◆ **What you are asked to do**
Your answer is a single number: the count of lines that contain the string "التى".

━━━━━━━━

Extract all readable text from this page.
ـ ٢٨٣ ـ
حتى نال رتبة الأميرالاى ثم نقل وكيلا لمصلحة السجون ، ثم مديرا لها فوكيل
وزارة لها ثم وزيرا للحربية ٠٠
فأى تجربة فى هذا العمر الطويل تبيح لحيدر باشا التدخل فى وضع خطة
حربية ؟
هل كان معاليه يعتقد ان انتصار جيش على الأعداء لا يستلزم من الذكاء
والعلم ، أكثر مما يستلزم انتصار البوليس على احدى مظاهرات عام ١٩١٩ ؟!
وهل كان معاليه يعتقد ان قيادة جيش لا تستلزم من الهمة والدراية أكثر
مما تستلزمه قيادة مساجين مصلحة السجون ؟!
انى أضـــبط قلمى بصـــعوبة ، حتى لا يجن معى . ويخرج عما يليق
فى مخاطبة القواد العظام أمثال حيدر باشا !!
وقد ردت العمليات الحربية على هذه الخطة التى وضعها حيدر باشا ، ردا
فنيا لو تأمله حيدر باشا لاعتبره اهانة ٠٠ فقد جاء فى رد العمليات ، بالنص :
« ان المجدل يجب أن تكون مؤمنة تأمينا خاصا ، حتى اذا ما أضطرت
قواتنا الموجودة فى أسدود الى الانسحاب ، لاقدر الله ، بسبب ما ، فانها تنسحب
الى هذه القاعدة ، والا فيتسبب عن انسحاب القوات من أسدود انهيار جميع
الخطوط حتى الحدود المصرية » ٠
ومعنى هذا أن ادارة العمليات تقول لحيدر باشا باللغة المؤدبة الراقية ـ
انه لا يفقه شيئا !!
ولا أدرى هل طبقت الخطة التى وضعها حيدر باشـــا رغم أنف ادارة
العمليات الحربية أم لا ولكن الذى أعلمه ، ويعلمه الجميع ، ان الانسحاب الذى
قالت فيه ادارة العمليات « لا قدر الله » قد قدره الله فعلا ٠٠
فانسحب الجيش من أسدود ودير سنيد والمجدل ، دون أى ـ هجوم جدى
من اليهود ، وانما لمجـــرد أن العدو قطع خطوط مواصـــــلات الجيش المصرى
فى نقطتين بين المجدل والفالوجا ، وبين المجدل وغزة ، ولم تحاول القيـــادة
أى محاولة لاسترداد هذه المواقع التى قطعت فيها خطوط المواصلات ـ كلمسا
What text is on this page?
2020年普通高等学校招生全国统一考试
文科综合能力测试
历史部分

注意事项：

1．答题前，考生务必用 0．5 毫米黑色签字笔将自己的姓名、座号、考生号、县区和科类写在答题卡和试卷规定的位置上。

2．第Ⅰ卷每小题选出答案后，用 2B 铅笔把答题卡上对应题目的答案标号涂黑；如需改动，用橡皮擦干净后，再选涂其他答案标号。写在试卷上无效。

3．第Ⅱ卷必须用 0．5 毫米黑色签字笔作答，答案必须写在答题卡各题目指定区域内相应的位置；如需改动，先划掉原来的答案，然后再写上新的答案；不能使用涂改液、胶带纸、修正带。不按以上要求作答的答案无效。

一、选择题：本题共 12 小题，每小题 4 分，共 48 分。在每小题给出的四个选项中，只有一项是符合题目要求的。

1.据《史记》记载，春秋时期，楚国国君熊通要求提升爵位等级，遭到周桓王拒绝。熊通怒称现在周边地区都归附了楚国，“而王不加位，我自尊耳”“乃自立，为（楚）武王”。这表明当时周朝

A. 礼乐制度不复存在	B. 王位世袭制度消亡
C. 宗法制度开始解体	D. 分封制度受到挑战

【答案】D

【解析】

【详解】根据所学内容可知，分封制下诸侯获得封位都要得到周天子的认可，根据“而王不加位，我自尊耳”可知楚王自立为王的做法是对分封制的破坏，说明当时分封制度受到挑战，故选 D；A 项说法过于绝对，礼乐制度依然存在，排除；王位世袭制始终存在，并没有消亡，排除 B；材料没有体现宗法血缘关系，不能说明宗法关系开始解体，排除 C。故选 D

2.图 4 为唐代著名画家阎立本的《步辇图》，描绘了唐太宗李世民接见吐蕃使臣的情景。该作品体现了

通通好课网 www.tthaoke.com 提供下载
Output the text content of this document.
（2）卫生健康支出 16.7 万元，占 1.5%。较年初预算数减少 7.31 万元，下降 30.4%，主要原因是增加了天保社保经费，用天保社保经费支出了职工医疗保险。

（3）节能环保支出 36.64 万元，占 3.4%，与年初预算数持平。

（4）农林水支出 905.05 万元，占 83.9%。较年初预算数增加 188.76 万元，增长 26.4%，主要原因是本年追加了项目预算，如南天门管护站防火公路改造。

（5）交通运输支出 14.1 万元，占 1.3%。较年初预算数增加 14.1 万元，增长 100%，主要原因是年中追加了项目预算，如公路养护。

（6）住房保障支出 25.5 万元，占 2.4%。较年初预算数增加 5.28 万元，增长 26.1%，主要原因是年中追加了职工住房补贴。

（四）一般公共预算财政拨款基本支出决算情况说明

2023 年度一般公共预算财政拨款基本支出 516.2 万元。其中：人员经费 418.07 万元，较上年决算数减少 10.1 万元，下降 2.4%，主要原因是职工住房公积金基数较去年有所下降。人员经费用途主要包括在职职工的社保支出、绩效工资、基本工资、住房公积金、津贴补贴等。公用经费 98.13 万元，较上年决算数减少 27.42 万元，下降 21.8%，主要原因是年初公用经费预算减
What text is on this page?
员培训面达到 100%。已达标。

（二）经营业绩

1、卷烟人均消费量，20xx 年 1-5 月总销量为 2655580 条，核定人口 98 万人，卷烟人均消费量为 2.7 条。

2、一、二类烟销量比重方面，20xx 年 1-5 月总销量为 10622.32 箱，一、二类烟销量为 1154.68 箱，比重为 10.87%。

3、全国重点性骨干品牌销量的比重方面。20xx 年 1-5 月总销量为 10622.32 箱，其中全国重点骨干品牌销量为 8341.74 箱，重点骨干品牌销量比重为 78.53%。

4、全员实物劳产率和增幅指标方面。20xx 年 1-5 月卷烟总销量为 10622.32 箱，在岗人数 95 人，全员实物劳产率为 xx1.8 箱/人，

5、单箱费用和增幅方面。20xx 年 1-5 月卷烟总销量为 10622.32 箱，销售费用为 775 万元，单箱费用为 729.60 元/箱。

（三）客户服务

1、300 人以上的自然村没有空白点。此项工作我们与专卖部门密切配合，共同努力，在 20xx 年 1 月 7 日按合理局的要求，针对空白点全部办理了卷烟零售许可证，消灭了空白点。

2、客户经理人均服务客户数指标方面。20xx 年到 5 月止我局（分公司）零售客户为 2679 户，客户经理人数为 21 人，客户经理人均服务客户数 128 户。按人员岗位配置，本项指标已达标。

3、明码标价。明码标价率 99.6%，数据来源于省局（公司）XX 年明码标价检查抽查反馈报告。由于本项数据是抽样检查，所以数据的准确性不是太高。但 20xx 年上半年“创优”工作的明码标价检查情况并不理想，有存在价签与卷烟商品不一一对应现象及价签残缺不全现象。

━━━━━━━━

◆ **Exercise result**
3